Rosie the RiveterI thought I had a pretty good handle on my house. I'm not a building science guru (at least not yet) but I live with one. And over the past few weeks, as we've spilled our energy using lives onto the Internet, I've become increasingly intrigued by how when and where we use energy. (Not only that, I've Twittered it).  And frankly, I thought I had a pretty good idea of what was going on.

Yesterday, Flemming Lund, an infrared diagnostic specialist spent 5 hours examining our house with the Xray vision afforded him by his infrared camera. What he found out knocked my socks off, and made me think hard about two things. First, I don't know my house quite as well as I thought I did. And second, I'm not going to sit around and let my hard-earned heated, (or soon, blessedly, cooled) air spill out into the front yard.

Extracted material:

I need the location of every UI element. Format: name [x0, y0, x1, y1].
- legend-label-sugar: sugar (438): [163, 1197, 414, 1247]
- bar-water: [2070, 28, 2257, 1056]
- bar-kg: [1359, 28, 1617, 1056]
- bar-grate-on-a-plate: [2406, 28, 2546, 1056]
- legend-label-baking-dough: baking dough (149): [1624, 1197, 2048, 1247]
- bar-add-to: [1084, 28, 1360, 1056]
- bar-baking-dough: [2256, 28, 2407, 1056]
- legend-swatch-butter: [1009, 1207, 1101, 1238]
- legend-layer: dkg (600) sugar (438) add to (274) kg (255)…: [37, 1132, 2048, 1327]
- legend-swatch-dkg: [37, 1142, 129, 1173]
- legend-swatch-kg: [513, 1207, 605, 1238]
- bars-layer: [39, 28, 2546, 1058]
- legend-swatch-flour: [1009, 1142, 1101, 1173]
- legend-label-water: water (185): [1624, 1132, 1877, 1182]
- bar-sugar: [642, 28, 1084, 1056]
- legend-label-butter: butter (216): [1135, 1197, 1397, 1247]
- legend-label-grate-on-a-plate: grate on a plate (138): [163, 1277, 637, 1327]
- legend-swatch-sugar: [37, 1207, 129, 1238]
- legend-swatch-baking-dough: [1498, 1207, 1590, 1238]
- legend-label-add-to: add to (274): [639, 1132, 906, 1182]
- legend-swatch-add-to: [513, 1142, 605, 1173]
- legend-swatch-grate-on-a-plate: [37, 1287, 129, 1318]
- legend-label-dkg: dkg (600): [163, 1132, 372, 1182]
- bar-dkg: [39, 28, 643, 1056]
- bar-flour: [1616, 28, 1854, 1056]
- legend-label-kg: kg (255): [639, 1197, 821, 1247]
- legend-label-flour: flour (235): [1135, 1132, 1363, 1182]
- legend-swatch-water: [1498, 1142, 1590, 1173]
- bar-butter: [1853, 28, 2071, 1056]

Problems and tasks:
a: List the three words in the passage on the infrared house inspection that name aspects of energy use the writer became intrigued by.
b: Extend the passage on the infrared house inspection, continuing from its last sentence.
The material is not needed for anything asked here.

Answers to this exercise:
a: how, when, where

b:
Here's what I hadn't seen coming: my daughter's room boasts a two-foot square area of her ceiling that is utterly void of insulation. Hollow. Without the infrared examination, I'd never have known. Here's what I was wrong about: I had thought that the hot halogen lights in our kitchen were the sole heat producing villains responsible for heating our roof, melting the snow that contributed to our ice dam. In fact, an uninsulated hot water pipe in our ceiling cavity provides an extra dose of heat to that same area, stealthily (and literally) flaming the fire.

The good news is really good. We have a to do list now. It's pretty long, but it's do-able, and I'm fired up. Most of the gaps, leaks, holes and problems pointed out to us can be dealt with properly with tools we have on hand: caulks, foams, and sealants
. I feel like Rosie the Riveter. Give me my caulking gun. Those invisible demons have been found out, and I'm going to get them.